> **OBJECTIVE**
Wherever the string "screenshot" appears in a line, extract that line.

[Dataset entries on figures]
───

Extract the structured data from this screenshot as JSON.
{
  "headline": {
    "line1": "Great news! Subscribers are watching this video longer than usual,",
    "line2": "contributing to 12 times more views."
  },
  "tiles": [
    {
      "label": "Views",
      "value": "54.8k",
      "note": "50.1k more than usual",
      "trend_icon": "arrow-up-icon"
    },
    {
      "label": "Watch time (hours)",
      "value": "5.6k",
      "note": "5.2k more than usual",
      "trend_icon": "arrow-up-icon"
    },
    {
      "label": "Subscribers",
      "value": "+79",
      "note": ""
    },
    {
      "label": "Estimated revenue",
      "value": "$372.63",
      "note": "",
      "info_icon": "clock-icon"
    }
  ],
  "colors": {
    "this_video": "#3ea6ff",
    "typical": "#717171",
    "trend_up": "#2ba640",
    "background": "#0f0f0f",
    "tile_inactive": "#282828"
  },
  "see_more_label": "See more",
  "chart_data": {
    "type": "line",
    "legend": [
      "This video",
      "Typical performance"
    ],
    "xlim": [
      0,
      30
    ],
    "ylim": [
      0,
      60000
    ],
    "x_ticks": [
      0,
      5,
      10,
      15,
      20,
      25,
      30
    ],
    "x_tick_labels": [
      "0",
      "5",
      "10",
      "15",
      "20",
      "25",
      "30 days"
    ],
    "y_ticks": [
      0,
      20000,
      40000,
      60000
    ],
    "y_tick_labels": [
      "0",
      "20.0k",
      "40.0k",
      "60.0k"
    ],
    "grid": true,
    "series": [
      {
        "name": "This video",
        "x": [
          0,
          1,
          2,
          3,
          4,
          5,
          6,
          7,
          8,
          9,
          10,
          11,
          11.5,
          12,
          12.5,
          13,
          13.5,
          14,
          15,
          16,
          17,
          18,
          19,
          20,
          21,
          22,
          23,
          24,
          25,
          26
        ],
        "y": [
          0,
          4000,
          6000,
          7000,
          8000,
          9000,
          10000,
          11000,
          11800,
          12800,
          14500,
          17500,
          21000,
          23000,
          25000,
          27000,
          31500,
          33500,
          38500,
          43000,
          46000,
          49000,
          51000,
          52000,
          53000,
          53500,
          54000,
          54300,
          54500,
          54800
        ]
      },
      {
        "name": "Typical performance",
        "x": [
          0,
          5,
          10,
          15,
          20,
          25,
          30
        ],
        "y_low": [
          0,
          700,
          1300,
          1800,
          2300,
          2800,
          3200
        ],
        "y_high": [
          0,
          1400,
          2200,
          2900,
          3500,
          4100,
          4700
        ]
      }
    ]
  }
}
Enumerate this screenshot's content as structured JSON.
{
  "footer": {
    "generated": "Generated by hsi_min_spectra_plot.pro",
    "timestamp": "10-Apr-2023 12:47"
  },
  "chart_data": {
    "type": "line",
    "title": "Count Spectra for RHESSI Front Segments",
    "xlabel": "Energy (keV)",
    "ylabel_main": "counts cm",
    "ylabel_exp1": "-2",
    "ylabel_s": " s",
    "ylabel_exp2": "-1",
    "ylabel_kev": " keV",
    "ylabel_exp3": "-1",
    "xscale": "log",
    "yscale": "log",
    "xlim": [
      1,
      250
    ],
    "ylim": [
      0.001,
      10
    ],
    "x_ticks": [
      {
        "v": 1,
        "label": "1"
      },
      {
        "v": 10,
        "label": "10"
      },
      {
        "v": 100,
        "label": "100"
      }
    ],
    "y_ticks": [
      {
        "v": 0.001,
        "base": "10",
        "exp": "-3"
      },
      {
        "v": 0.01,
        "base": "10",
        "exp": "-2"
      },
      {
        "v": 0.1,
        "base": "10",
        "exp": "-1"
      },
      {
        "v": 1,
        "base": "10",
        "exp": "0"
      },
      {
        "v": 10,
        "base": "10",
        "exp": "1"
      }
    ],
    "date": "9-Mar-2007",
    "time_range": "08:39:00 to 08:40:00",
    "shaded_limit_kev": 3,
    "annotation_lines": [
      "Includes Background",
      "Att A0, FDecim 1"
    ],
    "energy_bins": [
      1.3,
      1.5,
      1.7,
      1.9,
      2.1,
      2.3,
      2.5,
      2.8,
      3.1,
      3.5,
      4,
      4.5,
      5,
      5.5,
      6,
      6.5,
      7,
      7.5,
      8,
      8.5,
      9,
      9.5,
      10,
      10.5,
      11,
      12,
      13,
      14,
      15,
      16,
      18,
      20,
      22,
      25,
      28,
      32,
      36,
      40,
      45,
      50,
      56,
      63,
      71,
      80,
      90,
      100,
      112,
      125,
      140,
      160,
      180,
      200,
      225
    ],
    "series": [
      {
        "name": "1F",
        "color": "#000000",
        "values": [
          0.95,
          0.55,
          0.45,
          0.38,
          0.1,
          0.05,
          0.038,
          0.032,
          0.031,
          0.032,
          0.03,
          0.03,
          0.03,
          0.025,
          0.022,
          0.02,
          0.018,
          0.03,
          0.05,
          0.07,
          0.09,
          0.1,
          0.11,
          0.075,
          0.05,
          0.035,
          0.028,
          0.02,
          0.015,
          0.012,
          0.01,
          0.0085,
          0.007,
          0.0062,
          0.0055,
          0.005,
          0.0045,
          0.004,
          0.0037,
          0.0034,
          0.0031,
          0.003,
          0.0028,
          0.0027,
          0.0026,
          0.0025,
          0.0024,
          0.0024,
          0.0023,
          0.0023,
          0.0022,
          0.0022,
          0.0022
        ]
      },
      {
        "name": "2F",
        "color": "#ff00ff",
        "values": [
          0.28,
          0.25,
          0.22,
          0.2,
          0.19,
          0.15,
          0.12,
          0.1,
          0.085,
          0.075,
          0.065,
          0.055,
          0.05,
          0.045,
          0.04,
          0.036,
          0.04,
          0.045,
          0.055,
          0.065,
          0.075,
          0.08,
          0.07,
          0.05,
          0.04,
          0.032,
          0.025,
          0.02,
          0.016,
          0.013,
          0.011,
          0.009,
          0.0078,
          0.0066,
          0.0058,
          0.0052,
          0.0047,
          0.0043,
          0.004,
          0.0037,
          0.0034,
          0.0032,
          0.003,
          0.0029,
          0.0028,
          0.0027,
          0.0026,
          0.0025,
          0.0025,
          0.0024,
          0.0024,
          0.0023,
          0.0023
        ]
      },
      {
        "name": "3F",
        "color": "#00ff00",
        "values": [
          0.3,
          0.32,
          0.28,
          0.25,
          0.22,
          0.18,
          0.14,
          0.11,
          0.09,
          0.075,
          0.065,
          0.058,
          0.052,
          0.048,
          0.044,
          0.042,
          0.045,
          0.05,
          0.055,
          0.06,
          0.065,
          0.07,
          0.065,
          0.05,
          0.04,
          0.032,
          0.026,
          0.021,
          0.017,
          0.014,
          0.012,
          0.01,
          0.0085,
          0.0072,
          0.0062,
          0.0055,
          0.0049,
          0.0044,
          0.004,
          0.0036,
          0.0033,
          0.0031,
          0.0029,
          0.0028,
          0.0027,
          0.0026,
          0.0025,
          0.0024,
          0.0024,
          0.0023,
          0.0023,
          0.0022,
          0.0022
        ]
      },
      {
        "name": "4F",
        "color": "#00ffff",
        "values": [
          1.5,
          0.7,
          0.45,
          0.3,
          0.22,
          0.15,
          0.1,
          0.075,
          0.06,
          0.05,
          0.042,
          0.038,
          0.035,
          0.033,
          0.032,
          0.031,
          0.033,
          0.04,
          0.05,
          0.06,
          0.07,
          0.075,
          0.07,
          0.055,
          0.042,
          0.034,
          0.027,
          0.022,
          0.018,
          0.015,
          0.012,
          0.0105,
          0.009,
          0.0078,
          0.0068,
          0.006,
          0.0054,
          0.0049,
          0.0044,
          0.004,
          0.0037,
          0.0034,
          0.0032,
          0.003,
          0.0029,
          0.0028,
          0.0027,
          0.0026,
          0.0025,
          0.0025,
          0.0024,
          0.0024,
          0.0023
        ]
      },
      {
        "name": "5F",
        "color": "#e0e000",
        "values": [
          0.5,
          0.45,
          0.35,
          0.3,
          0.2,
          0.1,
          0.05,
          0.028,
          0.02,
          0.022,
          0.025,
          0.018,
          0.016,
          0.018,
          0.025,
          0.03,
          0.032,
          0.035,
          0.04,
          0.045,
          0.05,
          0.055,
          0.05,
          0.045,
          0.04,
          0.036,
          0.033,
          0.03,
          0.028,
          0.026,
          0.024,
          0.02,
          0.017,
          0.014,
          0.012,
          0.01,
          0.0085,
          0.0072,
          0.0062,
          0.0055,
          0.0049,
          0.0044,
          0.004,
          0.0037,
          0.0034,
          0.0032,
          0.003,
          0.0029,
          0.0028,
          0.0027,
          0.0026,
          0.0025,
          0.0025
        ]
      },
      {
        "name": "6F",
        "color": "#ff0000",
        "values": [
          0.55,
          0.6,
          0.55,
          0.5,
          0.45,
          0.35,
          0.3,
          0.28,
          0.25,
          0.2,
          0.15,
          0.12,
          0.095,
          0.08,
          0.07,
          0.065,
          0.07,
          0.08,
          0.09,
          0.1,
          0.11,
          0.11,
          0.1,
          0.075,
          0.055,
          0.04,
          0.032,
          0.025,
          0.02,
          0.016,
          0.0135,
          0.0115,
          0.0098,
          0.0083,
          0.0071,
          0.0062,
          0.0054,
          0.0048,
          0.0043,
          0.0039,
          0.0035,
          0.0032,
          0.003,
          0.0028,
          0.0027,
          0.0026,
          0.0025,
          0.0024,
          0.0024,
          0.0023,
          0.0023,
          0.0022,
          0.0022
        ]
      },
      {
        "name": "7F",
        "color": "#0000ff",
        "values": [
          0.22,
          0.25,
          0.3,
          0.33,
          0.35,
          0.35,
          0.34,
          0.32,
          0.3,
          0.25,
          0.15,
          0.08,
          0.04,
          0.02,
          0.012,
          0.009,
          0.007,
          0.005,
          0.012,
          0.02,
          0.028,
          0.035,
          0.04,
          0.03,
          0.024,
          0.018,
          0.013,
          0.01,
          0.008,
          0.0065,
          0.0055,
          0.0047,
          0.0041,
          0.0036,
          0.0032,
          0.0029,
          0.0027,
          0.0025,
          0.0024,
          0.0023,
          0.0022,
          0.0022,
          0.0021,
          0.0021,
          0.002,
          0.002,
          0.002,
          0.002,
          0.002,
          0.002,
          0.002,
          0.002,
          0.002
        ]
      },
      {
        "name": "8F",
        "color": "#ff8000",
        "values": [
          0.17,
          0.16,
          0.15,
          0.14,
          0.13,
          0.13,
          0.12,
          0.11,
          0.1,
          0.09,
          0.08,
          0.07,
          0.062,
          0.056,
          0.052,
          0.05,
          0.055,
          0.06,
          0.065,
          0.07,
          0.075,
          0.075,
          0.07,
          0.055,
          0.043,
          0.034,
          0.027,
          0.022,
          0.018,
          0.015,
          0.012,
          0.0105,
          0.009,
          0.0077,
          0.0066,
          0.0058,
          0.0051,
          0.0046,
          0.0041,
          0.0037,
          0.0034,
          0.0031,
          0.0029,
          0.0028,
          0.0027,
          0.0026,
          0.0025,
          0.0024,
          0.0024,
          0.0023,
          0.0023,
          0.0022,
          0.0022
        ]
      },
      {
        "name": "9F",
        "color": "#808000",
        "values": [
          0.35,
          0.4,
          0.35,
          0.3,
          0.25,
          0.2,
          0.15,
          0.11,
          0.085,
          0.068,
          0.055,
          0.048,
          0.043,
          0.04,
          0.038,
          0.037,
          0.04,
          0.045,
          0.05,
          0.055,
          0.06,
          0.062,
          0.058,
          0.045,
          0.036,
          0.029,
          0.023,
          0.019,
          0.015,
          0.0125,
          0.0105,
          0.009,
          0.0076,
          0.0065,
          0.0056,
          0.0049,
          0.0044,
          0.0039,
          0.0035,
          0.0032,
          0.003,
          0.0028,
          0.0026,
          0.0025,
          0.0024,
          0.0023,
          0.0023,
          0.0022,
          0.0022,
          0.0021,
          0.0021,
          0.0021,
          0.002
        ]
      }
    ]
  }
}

───

> **REPLY TO THE EXERCISE**
Extract the structured data from this screenshot as JSON.
Enumerate this screenshot's content as structured JSON.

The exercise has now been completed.